(WHAT IS NEEDED)
Collect from the data below each line with "Opinions".

Recorded data
______________________________
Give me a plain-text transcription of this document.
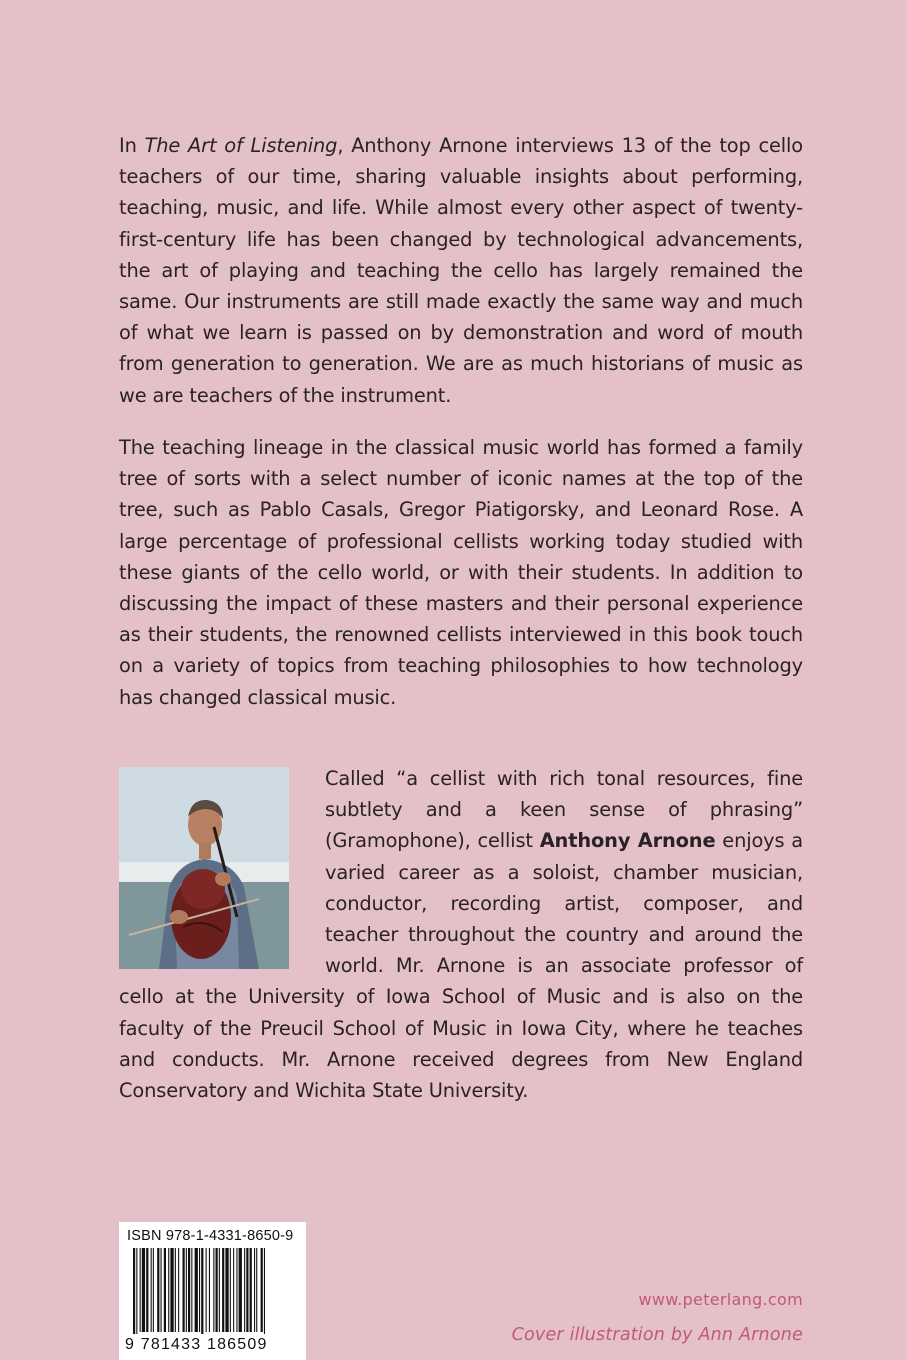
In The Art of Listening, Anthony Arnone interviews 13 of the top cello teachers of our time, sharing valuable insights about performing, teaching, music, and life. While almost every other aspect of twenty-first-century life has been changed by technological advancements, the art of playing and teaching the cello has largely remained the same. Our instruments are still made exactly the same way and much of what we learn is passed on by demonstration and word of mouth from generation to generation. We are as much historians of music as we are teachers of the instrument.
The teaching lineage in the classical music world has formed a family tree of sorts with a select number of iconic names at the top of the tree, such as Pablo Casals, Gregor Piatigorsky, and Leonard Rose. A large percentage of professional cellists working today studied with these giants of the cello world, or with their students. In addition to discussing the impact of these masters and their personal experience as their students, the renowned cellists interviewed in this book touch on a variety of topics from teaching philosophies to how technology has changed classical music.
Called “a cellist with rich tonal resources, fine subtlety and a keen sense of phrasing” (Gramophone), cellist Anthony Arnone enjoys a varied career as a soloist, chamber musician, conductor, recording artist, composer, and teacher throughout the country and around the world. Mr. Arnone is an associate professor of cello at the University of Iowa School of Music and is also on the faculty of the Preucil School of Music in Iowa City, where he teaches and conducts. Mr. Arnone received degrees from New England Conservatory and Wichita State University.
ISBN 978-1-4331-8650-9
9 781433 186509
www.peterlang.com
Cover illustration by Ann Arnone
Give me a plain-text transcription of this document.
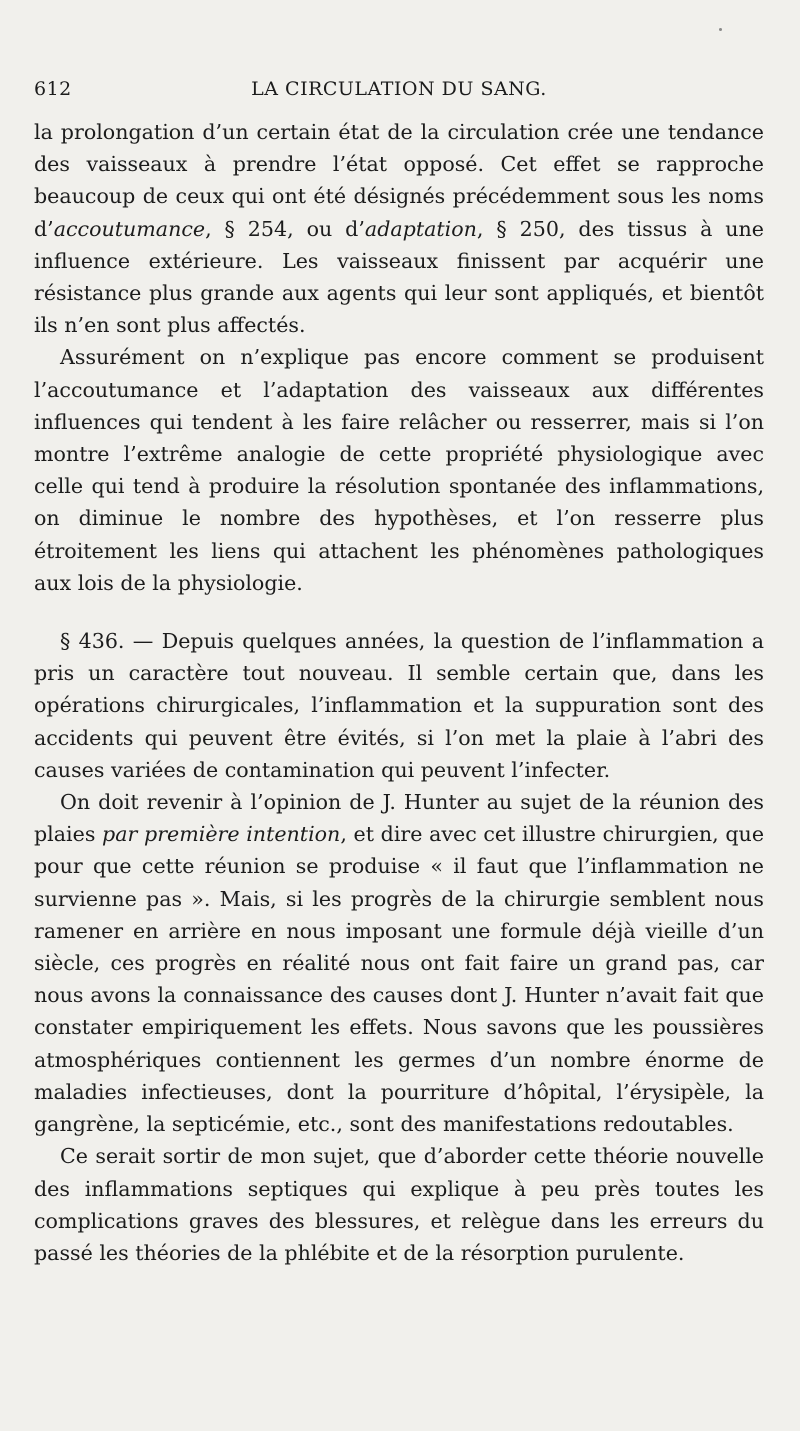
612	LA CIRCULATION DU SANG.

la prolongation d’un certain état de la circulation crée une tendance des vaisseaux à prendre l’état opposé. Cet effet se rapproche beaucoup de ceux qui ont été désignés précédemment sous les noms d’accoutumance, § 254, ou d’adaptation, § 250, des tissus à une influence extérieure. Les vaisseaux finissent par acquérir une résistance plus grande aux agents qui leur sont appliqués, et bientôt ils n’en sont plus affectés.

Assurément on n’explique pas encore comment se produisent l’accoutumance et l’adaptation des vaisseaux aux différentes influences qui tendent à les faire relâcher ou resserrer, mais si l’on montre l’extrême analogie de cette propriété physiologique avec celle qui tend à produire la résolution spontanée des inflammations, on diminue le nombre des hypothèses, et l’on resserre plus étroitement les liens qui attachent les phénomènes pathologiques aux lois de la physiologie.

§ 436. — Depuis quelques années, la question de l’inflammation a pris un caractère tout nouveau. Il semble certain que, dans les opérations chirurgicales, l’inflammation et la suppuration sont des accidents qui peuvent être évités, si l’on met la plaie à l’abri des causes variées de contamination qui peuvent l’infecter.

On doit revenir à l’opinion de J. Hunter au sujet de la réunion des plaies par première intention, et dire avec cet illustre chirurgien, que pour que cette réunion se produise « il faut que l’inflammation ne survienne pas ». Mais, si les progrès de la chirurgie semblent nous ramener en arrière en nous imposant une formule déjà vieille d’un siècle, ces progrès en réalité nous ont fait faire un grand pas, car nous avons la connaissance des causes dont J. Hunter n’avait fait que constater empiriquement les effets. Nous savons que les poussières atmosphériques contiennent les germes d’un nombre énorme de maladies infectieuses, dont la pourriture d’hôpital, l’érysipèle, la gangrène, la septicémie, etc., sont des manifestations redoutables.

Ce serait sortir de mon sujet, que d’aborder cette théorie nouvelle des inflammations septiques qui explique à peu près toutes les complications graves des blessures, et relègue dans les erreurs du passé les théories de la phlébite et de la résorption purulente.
______________________________
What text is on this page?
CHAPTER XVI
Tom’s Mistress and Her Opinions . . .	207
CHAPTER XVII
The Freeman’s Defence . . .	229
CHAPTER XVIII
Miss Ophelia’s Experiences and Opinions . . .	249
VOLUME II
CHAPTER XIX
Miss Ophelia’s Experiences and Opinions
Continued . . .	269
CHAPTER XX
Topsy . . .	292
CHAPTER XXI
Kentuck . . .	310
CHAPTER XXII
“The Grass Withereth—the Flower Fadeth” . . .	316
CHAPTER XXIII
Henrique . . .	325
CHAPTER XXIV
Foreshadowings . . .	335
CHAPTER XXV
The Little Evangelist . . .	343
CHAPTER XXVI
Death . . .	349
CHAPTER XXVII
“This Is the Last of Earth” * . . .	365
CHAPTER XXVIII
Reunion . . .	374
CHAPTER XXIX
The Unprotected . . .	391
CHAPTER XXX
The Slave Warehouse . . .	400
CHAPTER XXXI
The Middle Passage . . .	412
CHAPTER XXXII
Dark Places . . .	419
______________________________
(EXPECTED ANSWER)
Tom’s Mistress and Her Opinions . . .	207
Miss Ophelia’s Experiences and Opinions . . .	249
Miss Ophelia’s Experiences and Opinions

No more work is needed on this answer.